-- Short exercise --
Restate the records in their entirety, word for word.

-- Given entries --
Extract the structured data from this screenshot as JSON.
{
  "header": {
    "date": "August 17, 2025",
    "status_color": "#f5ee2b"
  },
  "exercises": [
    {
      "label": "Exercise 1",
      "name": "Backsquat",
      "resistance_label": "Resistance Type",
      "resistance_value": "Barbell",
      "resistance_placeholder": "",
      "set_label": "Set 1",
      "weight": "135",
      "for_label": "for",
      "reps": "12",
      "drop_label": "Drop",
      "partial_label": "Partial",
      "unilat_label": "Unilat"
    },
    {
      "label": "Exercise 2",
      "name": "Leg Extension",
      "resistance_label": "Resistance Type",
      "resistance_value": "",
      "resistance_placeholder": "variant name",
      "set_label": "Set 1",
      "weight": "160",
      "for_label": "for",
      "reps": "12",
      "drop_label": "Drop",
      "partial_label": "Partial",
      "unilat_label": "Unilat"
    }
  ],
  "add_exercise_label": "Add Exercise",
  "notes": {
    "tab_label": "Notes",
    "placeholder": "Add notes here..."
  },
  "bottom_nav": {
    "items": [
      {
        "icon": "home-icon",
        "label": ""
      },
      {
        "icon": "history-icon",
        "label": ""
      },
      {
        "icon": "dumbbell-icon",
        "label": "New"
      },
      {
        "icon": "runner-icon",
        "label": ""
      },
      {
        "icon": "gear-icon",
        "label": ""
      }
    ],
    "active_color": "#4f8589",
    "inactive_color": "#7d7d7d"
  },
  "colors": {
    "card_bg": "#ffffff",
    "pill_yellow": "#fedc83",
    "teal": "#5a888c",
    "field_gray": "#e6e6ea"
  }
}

-- Result below --
Extract the structured data from this screenshot as JSON.
{
  "header": {
    "date": "August 17, 2025",
    "status_color": "#f5ee2b"
  },
  "exercises": [
    {
      "label": "Exercise 1",
      "name": "Backsquat",
      "resistance_label": "Resistance Type",
      "resistance_value": "Barbell",
      "resistance_placeholder": "",
      "set_label": "Set 1",
      "weight": "135",
      "for_label": "for",
      "reps": "12",
      "drop_label": "Drop",
      "partial_label": "Partial",
      "unilat_label": "Unilat"
    },
    {
      "label": "Exercise 2",
      "name": "Leg Extension",
      "resistance_label": "Resistance Type",
      "resistance_value": "",
      "resistance_placeholder": "variant name",
      "set_label": "Set 1",
      "weight": "160",
      "for_label": "for",
      "reps": "12",
      "drop_label": "Drop",
      "partial_label": "Partial",
      "unilat_label": "Unilat"
    }
  ],
  "add_exercise_label": "Add Exercise",
  "notes": {
    "tab_label": "Notes",
    "placeholder": "Add notes here..."
  },
  "bottom_nav": {
    "items": [
      {
        "icon": "home-icon",
        "label": ""
      },
      {
        "icon": "history-icon",
        "label": ""
      },
      {
        "icon": "dumbbell-icon",
        "label": "New"
      },
      {
        "icon": "runner-icon",
        "label": ""
      },
      {
        "icon": "gear-icon",
        "label": ""
      }
    ],
    "active_color": "#4f8589",
    "inactive_color": "#7d7d7d"
  },
  "colors": {
    "card_bg": "#ffffff",
    "pill_yellow": "#fedc83",
    "teal": "#5a888c",
    "field_gray": "#e6e6ea"
  }
}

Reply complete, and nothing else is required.